■ **YOUR TASK**
Your task is to copy every record exactly.

------------------------------------------------------------

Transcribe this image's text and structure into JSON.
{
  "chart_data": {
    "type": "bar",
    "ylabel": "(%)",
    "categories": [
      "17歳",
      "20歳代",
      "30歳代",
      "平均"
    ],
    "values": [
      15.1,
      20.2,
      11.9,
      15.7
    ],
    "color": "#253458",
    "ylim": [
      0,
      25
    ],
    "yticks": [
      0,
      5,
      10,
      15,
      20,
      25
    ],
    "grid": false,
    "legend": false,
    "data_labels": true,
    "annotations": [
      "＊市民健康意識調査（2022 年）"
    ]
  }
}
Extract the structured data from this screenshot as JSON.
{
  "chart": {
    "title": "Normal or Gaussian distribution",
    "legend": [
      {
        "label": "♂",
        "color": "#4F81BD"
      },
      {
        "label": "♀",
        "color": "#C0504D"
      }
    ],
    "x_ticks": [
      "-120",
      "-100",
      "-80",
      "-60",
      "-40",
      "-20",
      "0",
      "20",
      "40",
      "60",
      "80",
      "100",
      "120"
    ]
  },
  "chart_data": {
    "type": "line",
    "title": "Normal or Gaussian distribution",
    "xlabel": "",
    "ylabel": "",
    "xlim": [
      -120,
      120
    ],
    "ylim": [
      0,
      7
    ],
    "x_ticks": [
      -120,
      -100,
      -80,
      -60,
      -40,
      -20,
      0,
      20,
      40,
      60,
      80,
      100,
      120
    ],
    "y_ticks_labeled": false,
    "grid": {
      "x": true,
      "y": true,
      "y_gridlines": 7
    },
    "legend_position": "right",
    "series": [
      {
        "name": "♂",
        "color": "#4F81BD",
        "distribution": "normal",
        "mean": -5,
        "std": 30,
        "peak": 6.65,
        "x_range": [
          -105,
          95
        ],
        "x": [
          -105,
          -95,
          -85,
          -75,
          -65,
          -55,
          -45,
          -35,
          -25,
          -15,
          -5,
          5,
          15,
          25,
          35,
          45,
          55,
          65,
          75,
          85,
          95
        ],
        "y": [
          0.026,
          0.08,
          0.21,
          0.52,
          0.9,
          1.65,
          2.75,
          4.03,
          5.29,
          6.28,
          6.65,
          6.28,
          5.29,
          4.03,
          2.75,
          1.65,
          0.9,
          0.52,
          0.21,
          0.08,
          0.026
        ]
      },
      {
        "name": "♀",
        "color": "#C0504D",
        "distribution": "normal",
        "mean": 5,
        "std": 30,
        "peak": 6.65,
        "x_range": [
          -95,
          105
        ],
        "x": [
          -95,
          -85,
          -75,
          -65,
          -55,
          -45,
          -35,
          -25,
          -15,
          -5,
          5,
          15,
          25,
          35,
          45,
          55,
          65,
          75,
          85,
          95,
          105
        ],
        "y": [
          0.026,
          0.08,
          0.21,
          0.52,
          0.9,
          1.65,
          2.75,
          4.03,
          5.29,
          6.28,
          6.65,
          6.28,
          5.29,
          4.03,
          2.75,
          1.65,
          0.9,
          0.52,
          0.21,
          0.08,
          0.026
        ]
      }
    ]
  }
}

------------------------------------------------------------

■ **CORRECT RESPONSE**
Transcribe this image's text and structure into JSON.
{
  "chart_data": {
    "type": "bar",
    "ylabel": "(%)",
    "categories": [
      "17歳",
      "20歳代",
      "30歳代",
      "平均"
    ],
    "values": [
      15.1,
      20.2,
      11.9,
      15.7
    ],
    "color": "#253458",
    "ylim": [
      0,
      25
    ],
    "yticks": [
      0,
      5,
      10,
      15,
      20,
      25
    ],
    "grid": false,
    "legend": false,
    "data_labels": true,
    "annotations": [
      "＊市民健康意識調査（2022 年）"
    ]
  }
}
Extract the structured data from this screenshot as JSON.
{
  "chart": {
    "title": "Normal or Gaussian distribution",
    "legend": [
      {
        "label": "♂",
        "color": "#4F81BD"
      },
      {
        "label": "♀",
        "color": "#C0504D"
      }
    ],
    "x_ticks": [
      "-120",
      "-100",
      "-80",
      "-60",
      "-40",
      "-20",
      "0",
      "20",
      "40",
      "60",
      "80",
      "100",
      "120"
    ]
  },
  "chart_data": {
    "type": "line",
    "title": "Normal or Gaussian distribution",
    "xlabel": "",
    "ylabel": "",
    "xlim": [
      -120,
      120
    ],
    "ylim": [
      0,
      7
    ],
    "x_ticks": [
      -120,
      -100,
      -80,
      -60,
      -40,
      -20,
      0,
      20,
      40,
      60,
      80,
      100,
      120
    ],
    "y_ticks_labeled": false,
    "grid": {
      "x": true,
      "y": true,
      "y_gridlines": 7
    },
    "legend_position": "right",
    "series": [
      {
        "name": "♂",
        "color": "#4F81BD",
        "distribution": "normal",
        "mean": -5,
        "std": 30,
        "peak": 6.65,
        "x_range": [
          -105,
          95
        ],
        "x": [
          -105,
          -95,
          -85,
          -75,
          -65,
          -55,
          -45,
          -35,
          -25,
          -15,
          -5,
          5,
          15,
          25,
          35,
          45,
          55,
          65,
          75,
          85,
          95
        ],
        "y": [
          0.026,
          0.08,
          0.21,
          0.52,
          0.9,
          1.65,
          2.75,
          4.03,
          5.29,
          6.28,
          6.65,
          6.28,
          5.29,
          4.03,
          2.75,
          1.65,
          0.9,
          0.52,
          0.21,
          0.08,
          0.026
        ]
      },
      {
        "name": "♀",
        "color": "#C0504D",
        "distribution": "normal",
        "mean": 5,
        "std": 30,
        "peak": 6.65,
        "x_range": [
          -95,
          105
        ],
        "x": [
          -95,
          -85,
          -75,
          -65,
          -55,
          -45,
          -35,
          -25,
          -15,
          -5,
          5,
          15,
          25,
          35,
          45,
          55,
          65,
          75,
          85,
          95,
          105
        ],
        "y": [
          0.026,
          0.08,
          0.21,
          0.52,
          0.9,
          1.65,
          2.75,
          4.03,
          5.29,
          6.28,
          6.65,
          6.28,
          5.29,
          4.03,
          2.75,
          1.65,
          0.9,
          0.52,
          0.21,
          0.08,
          0.026
        ]
      }
    ]
  }
}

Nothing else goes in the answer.